Aim:
Reproduce every line of the listings below word for word, from the first through the last.

==== Extracted information ====

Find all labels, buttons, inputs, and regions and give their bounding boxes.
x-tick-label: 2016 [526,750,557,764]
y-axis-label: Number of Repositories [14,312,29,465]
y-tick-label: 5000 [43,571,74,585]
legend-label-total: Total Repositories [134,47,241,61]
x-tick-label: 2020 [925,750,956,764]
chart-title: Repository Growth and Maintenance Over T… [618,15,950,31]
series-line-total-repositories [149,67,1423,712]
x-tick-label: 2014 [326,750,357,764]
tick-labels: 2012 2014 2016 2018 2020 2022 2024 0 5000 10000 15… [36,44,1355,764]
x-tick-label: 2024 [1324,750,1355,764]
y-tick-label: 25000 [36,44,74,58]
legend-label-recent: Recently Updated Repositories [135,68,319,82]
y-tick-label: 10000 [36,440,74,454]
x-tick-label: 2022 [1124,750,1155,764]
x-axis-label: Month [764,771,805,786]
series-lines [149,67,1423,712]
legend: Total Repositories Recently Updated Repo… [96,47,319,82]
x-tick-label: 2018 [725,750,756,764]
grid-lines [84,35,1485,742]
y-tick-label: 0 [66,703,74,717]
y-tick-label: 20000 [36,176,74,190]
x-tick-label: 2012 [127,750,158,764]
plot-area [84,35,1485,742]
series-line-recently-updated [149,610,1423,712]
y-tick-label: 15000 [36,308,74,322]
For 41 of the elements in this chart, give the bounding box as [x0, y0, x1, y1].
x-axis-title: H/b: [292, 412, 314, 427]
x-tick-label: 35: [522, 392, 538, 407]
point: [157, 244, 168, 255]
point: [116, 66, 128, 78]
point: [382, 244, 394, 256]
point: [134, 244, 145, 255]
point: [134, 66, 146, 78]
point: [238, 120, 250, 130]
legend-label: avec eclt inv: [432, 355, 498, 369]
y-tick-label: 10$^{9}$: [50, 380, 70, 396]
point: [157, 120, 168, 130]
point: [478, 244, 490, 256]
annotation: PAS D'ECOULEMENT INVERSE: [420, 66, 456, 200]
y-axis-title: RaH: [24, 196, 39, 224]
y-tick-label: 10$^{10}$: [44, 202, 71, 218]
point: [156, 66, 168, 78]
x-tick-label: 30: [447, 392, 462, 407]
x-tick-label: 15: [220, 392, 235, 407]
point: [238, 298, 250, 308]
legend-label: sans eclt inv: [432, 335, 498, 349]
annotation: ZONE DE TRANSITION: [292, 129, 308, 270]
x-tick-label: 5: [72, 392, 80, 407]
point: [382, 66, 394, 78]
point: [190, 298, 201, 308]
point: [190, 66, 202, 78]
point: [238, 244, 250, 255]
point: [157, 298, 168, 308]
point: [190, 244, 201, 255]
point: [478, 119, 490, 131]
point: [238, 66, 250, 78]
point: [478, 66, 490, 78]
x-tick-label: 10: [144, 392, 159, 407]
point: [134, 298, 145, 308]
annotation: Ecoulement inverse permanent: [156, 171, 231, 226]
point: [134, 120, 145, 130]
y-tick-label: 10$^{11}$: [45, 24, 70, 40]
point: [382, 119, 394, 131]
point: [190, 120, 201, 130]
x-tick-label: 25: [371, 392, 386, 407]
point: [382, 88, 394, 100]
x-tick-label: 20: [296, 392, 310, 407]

====

Task answer:
Find all labels, buttons, inputs, and regions and give their bounding boxes.
x-tick-label: 2016 [526,750,557,764]
y-axis-label: Number of Repositories [14,312,29,465]
y-tick-label: 5000 [43,571,74,585]
legend-label-total: Total Repositories [134,47,241,61]
x-tick-label: 2020 [925,750,956,764]
chart-title: Repository Growth and Maintenance Over T… [618,15,950,31]
series-line-total-repositories [149,67,1423,712]
x-tick-label: 2014 [326,750,357,764]
tick-labels: 2012 2014 2016 2018 2020 2022 2024 0 5000 10000 15… [36,44,1355,764]
x-tick-label: 2024 [1324,750,1355,764]
y-tick-label: 25000 [36,44,74,58]
legend-label-recent: Recently Updated Repositories [135,68,319,82]
y-tick-label: 10000 [36,440,74,454]
x-tick-label: 2022 [1124,750,1155,764]
x-axis-label: Month [764,771,805,786]
series-lines [149,67,1423,712]
legend: Total Repositories Recently Updated Repo… [96,47,319,82]
x-tick-label: 2018 [725,750,756,764]
grid-lines [84,35,1485,742]
y-tick-label: 0 [66,703,74,717]
y-tick-label: 20000 [36,176,74,190]
x-tick-label: 2012 [127,750,158,764]
plot-area [84,35,1485,742]
series-line-recently-updated [149,610,1423,712]
y-tick-label: 15000 [36,308,74,322]
For 41 of the elements in this chart, give the bounding box as [x0, y0, x1, y1].
x-axis-title: H/b: [292, 412, 314, 427]
x-tick-label: 35: [522, 392, 538, 407]
point: [157, 244, 168, 255]
point: [116, 66, 128, 78]
point: [382, 244, 394, 256]
point: [134, 244, 145, 255]
point: [134, 66, 146, 78]
point: [238, 120, 250, 130]
legend-label: avec eclt inv: [432, 355, 498, 369]
y-tick-label: 10$^{9}$: [50, 380, 70, 396]
point: [157, 120, 168, 130]
point: [478, 244, 490, 256]
annotation: PAS D'ECOULEMENT INVERSE: [420, 66, 456, 200]
y-axis-title: RaH: [24, 196, 39, 224]
y-tick-label: 10$^{10}$: [44, 202, 71, 218]
point: [156, 66, 168, 78]
x-tick-label: 30: [447, 392, 462, 407]
x-tick-label: 15: [220, 392, 235, 407]
point: [238, 298, 250, 308]
legend-label: sans eclt inv: [432, 335, 498, 349]
annotation: ZONE DE TRANSITION: [292, 129, 308, 270]
x-tick-label: 5: [72, 392, 80, 407]
point: [382, 66, 394, 78]
point: [190, 298, 201, 308]
point: [190, 66, 202, 78]
point: [238, 244, 250, 255]
point: [157, 298, 168, 308]
point: [190, 244, 201, 255]
point: [478, 119, 490, 131]
point: [238, 66, 250, 78]
point: [478, 66, 490, 78]
x-tick-label: 10: [144, 392, 159, 407]
point: [134, 298, 145, 308]
annotation: Ecoulement inverse permanent: [156, 171, 231, 226]
point: [134, 120, 145, 130]
y-tick-label: 10$^{11}$: [45, 24, 70, 40]
point: [382, 119, 394, 131]
point: [190, 120, 201, 130]
x-tick-label: 25: [371, 392, 386, 407]
point: [382, 88, 394, 100]
x-tick-label: 20: [296, 392, 310, 407]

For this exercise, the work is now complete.